Written instruction » Scan the entries below and extract each line with the word "Режим" in it.

[start Dataset]

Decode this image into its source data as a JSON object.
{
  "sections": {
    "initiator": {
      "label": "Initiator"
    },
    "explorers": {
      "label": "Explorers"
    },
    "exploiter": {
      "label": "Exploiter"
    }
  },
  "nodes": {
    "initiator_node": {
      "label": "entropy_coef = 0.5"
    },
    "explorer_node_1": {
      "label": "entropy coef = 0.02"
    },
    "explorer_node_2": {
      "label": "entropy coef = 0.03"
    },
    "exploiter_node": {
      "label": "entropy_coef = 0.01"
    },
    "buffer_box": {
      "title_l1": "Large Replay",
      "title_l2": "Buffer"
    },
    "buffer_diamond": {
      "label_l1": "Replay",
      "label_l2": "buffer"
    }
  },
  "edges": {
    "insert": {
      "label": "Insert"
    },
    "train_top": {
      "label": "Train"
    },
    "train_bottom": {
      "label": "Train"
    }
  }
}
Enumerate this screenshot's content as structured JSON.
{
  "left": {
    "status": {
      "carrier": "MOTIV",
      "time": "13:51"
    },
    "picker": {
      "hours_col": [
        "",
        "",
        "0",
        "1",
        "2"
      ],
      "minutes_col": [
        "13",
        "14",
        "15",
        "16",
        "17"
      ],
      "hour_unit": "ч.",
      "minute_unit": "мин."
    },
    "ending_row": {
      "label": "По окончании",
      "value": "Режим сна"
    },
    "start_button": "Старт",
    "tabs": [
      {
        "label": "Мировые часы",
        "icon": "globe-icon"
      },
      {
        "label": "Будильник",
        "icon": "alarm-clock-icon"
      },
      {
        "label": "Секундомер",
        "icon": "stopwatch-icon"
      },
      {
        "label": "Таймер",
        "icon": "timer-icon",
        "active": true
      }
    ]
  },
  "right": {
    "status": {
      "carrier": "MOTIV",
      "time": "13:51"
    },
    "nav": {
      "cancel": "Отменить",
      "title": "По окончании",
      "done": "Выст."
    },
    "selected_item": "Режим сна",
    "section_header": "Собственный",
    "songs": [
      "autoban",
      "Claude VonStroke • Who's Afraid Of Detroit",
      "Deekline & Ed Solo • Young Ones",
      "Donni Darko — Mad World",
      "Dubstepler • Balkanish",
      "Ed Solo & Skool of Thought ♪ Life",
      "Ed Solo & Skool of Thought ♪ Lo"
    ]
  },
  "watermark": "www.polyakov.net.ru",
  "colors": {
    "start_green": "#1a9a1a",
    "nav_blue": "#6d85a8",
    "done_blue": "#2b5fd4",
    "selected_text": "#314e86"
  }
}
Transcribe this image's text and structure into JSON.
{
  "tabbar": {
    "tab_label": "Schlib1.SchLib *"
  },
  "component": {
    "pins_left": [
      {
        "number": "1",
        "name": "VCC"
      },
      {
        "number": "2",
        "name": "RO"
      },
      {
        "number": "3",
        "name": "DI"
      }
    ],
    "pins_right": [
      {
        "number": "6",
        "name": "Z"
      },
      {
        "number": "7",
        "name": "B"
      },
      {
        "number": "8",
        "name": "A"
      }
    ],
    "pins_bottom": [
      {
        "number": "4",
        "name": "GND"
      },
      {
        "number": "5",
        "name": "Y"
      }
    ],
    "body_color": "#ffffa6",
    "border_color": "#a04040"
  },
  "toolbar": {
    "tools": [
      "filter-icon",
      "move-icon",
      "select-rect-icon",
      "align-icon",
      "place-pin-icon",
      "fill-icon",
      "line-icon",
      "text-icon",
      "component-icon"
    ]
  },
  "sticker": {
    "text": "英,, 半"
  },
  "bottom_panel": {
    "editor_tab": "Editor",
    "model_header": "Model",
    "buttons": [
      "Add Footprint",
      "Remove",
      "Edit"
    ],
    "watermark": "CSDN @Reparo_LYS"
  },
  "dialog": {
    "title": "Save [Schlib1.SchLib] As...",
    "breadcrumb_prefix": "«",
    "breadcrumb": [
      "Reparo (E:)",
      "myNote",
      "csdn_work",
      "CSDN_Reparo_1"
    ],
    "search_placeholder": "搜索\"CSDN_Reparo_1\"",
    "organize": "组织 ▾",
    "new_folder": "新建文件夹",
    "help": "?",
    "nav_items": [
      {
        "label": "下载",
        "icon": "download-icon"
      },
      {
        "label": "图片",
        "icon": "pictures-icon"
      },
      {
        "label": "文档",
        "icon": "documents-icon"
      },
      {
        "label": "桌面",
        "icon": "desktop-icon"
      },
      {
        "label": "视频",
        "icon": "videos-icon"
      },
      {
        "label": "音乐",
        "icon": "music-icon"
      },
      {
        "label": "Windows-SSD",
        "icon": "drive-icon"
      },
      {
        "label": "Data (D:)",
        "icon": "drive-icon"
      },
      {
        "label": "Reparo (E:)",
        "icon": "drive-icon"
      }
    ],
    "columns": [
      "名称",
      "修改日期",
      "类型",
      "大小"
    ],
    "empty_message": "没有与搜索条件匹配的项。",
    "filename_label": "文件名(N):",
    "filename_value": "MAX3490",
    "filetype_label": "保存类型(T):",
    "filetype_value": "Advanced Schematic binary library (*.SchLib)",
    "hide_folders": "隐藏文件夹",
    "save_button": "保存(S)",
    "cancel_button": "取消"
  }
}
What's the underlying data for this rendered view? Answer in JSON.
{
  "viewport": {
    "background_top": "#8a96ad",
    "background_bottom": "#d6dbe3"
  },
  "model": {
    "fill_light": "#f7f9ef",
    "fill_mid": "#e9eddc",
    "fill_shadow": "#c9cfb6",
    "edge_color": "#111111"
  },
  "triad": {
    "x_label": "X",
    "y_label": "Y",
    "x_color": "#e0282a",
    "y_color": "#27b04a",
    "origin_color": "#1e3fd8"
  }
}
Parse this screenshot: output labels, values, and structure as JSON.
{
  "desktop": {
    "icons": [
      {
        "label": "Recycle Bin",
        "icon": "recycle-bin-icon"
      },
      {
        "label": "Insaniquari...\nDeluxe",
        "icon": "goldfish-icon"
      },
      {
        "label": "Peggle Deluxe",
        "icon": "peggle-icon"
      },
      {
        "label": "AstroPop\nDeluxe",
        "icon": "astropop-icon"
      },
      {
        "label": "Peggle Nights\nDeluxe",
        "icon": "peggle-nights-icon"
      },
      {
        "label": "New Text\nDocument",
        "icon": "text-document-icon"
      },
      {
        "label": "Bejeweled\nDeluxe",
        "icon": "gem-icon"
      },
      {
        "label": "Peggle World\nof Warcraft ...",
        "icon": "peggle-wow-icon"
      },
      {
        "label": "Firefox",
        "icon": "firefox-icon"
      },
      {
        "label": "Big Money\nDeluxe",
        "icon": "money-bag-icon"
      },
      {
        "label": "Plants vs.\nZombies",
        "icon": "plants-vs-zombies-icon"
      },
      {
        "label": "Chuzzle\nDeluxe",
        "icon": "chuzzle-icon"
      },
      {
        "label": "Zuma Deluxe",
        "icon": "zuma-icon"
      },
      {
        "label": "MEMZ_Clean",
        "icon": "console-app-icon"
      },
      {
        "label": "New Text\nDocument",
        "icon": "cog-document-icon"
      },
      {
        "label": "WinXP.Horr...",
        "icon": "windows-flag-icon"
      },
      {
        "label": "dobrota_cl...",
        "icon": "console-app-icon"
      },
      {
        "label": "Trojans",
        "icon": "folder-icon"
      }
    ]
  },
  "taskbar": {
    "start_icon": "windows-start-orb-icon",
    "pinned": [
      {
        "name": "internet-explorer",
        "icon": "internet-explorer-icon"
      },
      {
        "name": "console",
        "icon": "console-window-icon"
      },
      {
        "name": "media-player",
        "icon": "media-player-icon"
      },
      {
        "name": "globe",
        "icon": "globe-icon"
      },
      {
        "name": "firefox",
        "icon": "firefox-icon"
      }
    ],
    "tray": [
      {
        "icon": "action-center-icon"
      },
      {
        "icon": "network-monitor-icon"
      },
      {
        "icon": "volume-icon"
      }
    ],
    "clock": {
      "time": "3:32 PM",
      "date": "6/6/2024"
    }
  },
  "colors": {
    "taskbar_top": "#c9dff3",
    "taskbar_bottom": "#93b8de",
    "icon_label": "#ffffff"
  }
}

[end Dataset]

Output below »
      "value": "Режим сна"
    "selected_item": "Режим сна",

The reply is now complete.